* REQUIREMENTS *
Your copy of the material below should match it exactly, except that it holds no pictures.
#### PROVIDED ENTRIES
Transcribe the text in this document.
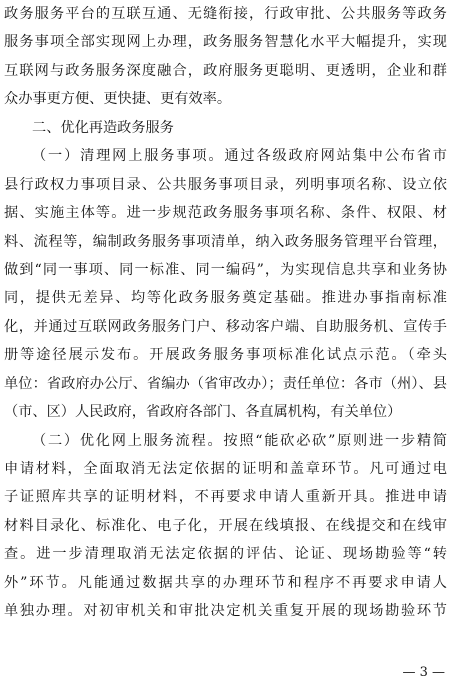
政务服务平台的互联互通、无缝衔接，行政审批、公共服务等政务
服务事项全部实现网上办理，政务服务智慧化水平大幅提升，实现
互联网与政务服务深度融合，政府服务更聪明、更透明，企业和群
众办事更方便、更快捷、更有效率。
二、优化再造政务服务
（一）清理网上服务事项。通过各级政府网站集中公布省市
县行政权力事项目录、公共服务事项目录，列明事项名称、设立依
据、实施主体等。进一步规范政务服务事项名称、条件、权限、材
料、流程等，编制政务服务事项清单，纳入政务服务管理平台管理，
做到“同一事项、同一标准、同一编码”，为实现信息共享和业务协
同，提供无差异、均等化政务服务奠定基础。推进办事指南标准
化，并通过互联网政务服务门户、移动客户端、自助服务机、宣传手
册等途径展示发布。开展政务服务事项标准化试点示范。（牵头
单位：省政府办公厅、省编办（省审改办）；责任单位：各市（州）、县
（市、区）人民政府，省政府各部门、各直属机构，有关单位）
（二）优化网上服务流程。按照“能砍必砍”原则进一步精简
申请材料，全面取消无法定依据的证明和盖章环节。凡可通过电
子证照库共享的证明材料，不再要求申请人重新开具。推进申请
材料目录化、标准化、电子化，开展在线填报、在线提交和在线审
查。进一步清理取消无法定依据的评估、论证、现场勘验等“转
外”环节。凡能通过数据共享的办理环节和程序不再要求申请人
单独办理。对初审机关和审批决定机关重复开展的现场勘验环节
— 3 —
########
* FINISHED EXERCISE *
Transcribe the text in this document.
政务服务平台的互联互通、无缝衔接，行政审批、公共服务等政务
服务事项全部实现网上办理，政务服务智慧化水平大幅提升，实现
互联网与政务服务深度融合，政府服务更聪明、更透明，企业和群
众办事更方便、更快捷、更有效率。
二、优化再造政务服务
（一）清理网上服务事项。通过各级政府网站集中公布省市
县行政权力事项目录、公共服务事项目录，列明事项名称、设立依
据、实施主体等。进一步规范政务服务事项名称、条件、权限、材
料、流程等，编制政务服务事项清单，纳入政务服务管理平台管理，
做到“同一事项、同一标准、同一编码”，为实现信息共享和业务协
同，提供无差异、均等化政务服务奠定基础。推进办事指南标准
化，并通过互联网政务服务门户、移动客户端、自助服务机、宣传手
册等途径展示发布。开展政务服务事项标准化试点示范。（牵头
单位：省政府办公厅、省编办（省审改办）；责任单位：各市（州）、县
（市、区）人民政府，省政府各部门、各直属机构，有关单位）
（二）优化网上服务流程。按照“能砍必砍”原则进一步精简
申请材料，全面取消无法定依据的证明和盖章环节。凡可通过电
子证照库共享的证明材料，不再要求申请人重新开具。推进申请
材料目录化、标准化、电子化，开展在线填报、在线提交和在线审
查。进一步清理取消无法定依据的评估、论证、现场勘验等“转
外”环节。凡能通过数据共享的办理环节和程序不再要求申请人
单独办理。对初审机关和审批决定机关重复开展的现场勘验环节
— 3 —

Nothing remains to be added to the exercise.